* [Requirement] Write the records out again, keeping each line exactly as it is.

+-------+

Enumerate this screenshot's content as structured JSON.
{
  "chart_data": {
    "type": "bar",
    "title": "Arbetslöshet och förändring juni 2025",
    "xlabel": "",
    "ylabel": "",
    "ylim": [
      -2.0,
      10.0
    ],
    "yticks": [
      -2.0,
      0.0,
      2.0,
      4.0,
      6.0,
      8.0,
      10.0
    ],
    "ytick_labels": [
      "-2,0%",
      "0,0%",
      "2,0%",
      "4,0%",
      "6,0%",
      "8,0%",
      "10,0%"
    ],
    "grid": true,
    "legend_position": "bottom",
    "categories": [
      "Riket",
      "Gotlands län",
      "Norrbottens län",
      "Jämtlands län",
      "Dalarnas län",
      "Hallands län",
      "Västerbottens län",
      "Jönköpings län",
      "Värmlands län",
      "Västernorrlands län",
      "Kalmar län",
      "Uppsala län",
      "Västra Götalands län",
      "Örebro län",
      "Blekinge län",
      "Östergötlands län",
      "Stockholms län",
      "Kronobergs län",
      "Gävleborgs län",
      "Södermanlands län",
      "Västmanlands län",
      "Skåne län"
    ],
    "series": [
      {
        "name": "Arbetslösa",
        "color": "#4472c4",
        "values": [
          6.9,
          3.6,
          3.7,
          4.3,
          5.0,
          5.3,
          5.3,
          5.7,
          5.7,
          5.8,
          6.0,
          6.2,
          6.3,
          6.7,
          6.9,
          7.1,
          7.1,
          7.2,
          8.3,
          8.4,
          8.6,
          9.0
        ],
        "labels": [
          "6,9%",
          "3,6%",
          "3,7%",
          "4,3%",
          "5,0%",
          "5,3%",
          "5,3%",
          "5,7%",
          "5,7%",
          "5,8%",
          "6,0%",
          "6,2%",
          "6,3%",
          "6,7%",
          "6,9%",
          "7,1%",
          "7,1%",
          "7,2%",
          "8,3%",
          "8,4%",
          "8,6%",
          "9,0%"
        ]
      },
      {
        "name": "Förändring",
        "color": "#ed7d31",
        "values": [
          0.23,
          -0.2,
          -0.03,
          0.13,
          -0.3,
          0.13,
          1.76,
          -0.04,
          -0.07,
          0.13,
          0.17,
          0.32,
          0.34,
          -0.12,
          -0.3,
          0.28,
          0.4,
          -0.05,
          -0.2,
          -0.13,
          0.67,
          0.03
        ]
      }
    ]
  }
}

+-------+

* [Task answer]
Enumerate this screenshot's content as structured JSON.
{
  "chart_data": {
    "type": "bar",
    "title": "Arbetslöshet och förändring juni 2025",
    "xlabel": "",
    "ylabel": "",
    "ylim": [
      -2.0,
      10.0
    ],
    "yticks": [
      -2.0,
      0.0,
      2.0,
      4.0,
      6.0,
      8.0,
      10.0
    ],
    "ytick_labels": [
      "-2,0%",
      "0,0%",
      "2,0%",
      "4,0%",
      "6,0%",
      "8,0%",
      "10,0%"
    ],
    "grid": true,
    "legend_position": "bottom",
    "categories": [
      "Riket",
      "Gotlands län",
      "Norrbottens län",
      "Jämtlands län",
      "Dalarnas län",
      "Hallands län",
      "Västerbottens län",
      "Jönköpings län",
      "Värmlands län",
      "Västernorrlands län",
      "Kalmar län",
      "Uppsala län",
      "Västra Götalands län",
      "Örebro län",
      "Blekinge län",
      "Östergötlands län",
      "Stockholms län",
      "Kronobergs län",
      "Gävleborgs län",
      "Södermanlands län",
      "Västmanlands län",
      "Skåne län"
    ],
    "series": [
      {
        "name": "Arbetslösa",
        "color": "#4472c4",
        "values": [
          6.9,
          3.6,
          3.7,
          4.3,
          5.0,
          5.3,
          5.3,
          5.7,
          5.7,
          5.8,
          6.0,
          6.2,
          6.3,
          6.7,
          6.9,
          7.1,
          7.1,
          7.2,
          8.3,
          8.4,
          8.6,
          9.0
        ],
        "labels": [
          "6,9%",
          "3,6%",
          "3,7%",
          "4,3%",
          "5,0%",
          "5,3%",
          "5,3%",
          "5,7%",
          "5,7%",
          "5,8%",
          "6,0%",
          "6,2%",
          "6,3%",
          "6,7%",
          "6,9%",
          "7,1%",
          "7,1%",
          "7,2%",
          "8,3%",
          "8,4%",
          "8,6%",
          "9,0%"
        ]
      },
      {
        "name": "Förändring",
        "color": "#ed7d31",
        "values": [
          0.23,
          -0.2,
          -0.03,
          0.13,
          -0.3,
          0.13,
          1.76,
          -0.04,
          -0.07,
          0.13,
          0.17,
          0.32,
          0.34,
          -0.12,
          -0.3,
          0.28,
          0.4,
          -0.05,
          -0.2,
          -0.13,
          0.67,
          0.03
        ]
      }
    ]
  }
}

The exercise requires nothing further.